-- BEGIN Input rows --

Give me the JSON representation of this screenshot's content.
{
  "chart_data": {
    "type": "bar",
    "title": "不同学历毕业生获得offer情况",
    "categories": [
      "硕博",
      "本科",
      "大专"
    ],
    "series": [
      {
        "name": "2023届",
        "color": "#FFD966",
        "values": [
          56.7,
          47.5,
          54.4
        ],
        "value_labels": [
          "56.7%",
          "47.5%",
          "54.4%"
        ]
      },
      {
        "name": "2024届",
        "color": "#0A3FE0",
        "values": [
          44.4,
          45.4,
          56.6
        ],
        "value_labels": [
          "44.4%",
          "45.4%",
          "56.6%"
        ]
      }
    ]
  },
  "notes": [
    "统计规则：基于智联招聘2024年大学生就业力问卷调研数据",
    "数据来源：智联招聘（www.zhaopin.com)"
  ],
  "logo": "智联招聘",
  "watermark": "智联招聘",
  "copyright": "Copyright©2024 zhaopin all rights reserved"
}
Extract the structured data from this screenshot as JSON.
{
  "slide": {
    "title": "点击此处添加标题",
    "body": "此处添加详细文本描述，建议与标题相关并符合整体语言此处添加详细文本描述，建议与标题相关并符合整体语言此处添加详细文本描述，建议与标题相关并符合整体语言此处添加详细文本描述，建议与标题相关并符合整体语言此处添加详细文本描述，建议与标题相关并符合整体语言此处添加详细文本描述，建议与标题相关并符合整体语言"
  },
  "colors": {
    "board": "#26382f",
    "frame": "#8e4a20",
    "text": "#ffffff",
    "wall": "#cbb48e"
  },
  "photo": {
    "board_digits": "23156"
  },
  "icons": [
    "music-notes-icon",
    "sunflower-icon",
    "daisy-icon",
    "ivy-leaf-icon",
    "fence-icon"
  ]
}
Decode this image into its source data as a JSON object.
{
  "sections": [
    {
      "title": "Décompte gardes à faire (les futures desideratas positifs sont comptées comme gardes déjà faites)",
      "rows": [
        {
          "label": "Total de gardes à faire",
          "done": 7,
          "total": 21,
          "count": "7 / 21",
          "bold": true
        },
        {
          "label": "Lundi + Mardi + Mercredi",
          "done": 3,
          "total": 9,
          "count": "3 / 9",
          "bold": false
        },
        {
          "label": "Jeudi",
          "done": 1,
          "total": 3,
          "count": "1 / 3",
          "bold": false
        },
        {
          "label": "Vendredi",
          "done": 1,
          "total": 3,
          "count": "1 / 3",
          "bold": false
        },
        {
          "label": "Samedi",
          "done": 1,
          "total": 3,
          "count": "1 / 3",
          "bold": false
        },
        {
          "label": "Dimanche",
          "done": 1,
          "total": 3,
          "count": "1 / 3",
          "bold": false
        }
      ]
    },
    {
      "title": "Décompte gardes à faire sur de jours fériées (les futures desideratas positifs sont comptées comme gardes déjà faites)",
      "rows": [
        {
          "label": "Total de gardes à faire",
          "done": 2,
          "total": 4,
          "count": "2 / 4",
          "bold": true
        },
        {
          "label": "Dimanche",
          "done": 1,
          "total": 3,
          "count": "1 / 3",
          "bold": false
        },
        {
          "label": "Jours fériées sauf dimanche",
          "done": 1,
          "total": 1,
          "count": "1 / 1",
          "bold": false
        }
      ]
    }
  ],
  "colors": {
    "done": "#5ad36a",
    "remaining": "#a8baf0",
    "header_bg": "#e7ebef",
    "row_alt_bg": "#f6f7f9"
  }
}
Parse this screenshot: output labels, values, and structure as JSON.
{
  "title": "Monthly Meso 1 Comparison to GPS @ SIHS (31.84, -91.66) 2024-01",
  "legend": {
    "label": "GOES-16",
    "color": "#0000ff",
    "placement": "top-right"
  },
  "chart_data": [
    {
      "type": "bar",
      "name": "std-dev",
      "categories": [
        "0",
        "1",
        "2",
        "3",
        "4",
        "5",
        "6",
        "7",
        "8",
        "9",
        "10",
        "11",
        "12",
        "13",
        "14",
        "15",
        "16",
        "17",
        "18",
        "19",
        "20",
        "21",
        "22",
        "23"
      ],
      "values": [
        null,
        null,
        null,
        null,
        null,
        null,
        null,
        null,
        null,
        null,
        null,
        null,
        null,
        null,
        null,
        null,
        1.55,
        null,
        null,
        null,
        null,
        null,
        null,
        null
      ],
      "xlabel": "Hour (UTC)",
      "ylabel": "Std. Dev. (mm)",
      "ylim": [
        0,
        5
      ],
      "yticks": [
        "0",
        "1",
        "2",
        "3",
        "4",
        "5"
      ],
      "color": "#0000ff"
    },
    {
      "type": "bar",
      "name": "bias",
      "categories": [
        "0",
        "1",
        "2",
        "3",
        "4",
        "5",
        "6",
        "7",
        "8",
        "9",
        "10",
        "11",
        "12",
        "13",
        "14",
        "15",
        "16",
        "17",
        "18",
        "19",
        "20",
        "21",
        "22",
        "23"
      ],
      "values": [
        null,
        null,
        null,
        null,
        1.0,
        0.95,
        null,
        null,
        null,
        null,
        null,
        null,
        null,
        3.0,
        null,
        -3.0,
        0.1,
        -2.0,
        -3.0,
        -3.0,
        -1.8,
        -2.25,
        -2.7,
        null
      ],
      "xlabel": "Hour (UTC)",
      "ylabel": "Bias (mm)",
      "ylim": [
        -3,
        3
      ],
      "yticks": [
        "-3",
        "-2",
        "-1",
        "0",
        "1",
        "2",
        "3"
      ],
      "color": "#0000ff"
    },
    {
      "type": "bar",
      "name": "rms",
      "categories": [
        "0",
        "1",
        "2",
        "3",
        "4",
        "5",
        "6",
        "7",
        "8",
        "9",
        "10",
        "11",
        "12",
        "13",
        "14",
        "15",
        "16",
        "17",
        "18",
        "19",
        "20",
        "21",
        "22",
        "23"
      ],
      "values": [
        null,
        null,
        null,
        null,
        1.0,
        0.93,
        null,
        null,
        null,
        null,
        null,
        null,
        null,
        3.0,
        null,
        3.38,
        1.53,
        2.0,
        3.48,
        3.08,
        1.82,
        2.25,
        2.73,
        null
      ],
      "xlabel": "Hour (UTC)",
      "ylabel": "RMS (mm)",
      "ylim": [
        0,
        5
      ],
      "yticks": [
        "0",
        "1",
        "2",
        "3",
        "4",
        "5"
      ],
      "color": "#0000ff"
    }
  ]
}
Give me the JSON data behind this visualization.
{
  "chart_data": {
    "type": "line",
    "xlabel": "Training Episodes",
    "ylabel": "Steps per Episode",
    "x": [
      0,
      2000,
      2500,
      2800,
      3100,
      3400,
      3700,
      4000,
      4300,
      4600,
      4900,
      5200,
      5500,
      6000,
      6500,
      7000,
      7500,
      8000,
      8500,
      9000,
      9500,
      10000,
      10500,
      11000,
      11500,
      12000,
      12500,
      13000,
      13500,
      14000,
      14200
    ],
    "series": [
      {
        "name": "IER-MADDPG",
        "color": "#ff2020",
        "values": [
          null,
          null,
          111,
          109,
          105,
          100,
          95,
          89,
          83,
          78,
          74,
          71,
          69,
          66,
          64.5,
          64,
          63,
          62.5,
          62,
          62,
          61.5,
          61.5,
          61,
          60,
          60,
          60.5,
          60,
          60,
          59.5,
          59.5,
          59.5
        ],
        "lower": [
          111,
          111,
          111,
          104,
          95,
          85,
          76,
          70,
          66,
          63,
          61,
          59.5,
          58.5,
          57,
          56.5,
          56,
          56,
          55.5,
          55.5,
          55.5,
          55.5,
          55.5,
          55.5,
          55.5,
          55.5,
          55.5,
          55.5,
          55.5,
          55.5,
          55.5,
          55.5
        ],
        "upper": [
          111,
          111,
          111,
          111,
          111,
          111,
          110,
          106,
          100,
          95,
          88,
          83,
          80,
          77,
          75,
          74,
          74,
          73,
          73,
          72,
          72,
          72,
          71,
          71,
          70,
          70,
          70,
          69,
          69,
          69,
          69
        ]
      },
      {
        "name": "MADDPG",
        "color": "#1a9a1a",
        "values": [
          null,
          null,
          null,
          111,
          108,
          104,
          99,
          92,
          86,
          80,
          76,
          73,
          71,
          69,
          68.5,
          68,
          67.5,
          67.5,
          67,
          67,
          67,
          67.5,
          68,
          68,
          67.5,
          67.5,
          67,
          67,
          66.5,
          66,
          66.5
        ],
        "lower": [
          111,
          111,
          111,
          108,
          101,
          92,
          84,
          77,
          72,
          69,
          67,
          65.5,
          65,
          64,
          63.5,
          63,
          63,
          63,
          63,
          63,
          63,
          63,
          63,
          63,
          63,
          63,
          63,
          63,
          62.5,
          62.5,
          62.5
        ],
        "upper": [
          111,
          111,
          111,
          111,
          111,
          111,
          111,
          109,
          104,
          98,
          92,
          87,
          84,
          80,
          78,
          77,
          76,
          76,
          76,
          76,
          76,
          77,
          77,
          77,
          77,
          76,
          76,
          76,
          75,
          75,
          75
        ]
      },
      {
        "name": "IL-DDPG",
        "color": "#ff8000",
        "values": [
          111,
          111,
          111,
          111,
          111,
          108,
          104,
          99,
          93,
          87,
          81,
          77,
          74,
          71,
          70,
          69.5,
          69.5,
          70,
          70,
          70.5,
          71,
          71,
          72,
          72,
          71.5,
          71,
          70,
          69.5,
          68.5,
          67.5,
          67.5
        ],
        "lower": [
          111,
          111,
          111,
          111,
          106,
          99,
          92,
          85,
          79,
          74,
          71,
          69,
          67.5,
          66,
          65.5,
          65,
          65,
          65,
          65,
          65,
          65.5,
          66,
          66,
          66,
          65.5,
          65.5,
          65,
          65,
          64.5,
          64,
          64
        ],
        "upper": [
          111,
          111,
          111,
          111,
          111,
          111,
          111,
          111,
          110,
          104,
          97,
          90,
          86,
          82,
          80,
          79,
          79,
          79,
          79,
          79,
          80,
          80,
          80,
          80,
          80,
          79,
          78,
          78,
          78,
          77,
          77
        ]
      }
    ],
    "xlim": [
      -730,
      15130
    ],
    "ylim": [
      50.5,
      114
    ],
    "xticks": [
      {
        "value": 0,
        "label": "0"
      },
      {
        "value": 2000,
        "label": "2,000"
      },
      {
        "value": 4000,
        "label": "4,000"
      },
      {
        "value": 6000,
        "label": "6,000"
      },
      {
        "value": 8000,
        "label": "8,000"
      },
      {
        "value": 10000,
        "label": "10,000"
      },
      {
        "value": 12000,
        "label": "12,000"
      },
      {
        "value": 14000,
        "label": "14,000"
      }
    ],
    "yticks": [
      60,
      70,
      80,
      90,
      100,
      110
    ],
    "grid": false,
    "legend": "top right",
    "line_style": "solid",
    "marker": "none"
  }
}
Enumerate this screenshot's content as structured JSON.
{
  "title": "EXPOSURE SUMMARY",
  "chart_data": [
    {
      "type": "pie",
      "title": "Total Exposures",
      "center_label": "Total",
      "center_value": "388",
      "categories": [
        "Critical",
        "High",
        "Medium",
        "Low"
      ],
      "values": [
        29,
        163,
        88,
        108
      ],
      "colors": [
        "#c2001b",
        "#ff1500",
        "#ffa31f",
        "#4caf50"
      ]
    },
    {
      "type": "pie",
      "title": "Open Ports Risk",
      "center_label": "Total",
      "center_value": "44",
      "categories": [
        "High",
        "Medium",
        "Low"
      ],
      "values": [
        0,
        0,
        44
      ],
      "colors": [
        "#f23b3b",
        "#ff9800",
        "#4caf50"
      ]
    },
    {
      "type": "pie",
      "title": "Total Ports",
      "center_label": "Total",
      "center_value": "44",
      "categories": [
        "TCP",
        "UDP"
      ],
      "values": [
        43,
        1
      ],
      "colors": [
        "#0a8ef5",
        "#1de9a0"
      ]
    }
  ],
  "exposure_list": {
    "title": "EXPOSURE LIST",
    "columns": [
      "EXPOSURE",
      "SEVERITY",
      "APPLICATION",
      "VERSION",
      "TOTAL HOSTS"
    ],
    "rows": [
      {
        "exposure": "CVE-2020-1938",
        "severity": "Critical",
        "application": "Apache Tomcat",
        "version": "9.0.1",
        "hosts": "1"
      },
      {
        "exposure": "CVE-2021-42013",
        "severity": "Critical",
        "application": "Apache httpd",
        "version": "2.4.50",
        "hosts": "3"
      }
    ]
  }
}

-- END Input rows --

Provide the number of lines in the data above that contain the string "positifs", and nothing else.

Written answer: 2